-- START Dataset extract --

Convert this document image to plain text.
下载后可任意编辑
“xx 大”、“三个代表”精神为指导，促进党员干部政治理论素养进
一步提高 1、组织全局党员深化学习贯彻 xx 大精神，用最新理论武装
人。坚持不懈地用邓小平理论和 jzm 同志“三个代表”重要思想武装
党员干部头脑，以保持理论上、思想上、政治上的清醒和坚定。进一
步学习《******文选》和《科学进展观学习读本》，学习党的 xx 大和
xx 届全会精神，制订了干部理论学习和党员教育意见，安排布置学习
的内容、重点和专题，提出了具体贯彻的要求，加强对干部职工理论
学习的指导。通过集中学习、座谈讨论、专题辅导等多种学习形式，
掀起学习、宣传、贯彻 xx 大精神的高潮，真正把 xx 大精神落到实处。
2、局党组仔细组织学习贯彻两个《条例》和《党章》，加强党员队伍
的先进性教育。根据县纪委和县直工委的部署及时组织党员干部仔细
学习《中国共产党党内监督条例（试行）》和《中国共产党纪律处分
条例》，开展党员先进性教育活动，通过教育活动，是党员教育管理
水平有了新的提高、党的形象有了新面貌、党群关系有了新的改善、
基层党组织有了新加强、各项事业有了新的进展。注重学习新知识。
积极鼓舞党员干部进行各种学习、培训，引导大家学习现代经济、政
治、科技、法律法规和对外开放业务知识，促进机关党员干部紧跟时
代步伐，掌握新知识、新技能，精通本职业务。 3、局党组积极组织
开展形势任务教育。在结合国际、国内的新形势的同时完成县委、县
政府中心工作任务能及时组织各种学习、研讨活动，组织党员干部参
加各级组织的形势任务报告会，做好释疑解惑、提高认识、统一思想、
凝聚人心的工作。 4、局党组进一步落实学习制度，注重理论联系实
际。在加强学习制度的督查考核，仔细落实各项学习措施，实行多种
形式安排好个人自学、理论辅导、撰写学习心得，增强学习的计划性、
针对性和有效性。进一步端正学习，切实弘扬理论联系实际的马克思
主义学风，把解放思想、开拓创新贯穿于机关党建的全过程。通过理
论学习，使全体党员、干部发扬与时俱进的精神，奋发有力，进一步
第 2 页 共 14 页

-- END Dataset extract --

Tally up how many lines in the preceding listing contain the word "三个代表". Give nothing but the number.

2